◆ **WRITTEN INSTRUCTION**
Go through the entries below and copy each line containing the word "Animales".

-- Start of EXTRACTED RECORDS --

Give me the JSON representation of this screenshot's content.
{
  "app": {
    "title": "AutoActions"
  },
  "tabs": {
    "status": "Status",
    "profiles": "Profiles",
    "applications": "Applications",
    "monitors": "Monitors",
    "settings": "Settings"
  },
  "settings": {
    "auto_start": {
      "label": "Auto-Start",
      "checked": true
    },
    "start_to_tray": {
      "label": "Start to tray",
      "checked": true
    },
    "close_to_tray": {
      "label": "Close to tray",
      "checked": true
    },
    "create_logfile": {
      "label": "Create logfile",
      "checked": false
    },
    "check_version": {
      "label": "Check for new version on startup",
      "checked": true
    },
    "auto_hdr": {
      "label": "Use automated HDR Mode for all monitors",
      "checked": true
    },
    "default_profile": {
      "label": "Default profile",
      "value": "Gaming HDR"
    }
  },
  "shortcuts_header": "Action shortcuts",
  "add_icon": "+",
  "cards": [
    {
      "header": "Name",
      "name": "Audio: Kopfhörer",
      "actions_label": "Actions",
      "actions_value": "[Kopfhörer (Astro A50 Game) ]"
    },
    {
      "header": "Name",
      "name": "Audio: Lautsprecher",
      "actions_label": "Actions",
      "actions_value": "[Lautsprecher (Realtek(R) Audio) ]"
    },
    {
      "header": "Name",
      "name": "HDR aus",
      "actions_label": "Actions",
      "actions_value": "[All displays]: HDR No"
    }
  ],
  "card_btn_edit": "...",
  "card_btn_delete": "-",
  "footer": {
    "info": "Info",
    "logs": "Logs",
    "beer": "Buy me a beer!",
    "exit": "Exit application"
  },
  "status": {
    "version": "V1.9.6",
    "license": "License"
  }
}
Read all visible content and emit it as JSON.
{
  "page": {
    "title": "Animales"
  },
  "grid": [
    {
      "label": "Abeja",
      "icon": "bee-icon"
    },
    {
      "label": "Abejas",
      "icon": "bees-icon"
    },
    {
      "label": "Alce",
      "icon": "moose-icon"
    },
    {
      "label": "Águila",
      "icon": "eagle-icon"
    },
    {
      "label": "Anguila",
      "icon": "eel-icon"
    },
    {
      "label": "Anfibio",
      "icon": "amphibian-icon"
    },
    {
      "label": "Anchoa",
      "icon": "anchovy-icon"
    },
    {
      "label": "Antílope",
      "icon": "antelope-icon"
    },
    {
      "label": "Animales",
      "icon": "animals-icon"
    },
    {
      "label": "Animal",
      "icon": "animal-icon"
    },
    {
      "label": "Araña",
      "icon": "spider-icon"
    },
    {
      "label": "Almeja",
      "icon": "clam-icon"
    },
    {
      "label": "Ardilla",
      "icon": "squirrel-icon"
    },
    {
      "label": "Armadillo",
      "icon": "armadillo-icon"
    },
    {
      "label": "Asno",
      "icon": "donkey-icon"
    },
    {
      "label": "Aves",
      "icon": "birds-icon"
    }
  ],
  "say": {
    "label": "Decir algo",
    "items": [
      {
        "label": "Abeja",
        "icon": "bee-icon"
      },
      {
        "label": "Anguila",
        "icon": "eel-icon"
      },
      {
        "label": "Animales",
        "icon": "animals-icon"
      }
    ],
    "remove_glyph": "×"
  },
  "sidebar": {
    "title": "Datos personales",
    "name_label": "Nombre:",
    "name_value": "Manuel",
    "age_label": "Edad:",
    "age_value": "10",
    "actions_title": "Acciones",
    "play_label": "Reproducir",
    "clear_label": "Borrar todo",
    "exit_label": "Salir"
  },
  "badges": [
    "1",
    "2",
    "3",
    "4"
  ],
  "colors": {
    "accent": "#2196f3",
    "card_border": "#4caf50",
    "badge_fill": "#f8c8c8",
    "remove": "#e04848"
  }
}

-- End of EXTRACTED RECORDS --

◆ **WRITTEN SOLUTION**
    "title": "Animales"
      "label": "Animales",
        "label": "Animales",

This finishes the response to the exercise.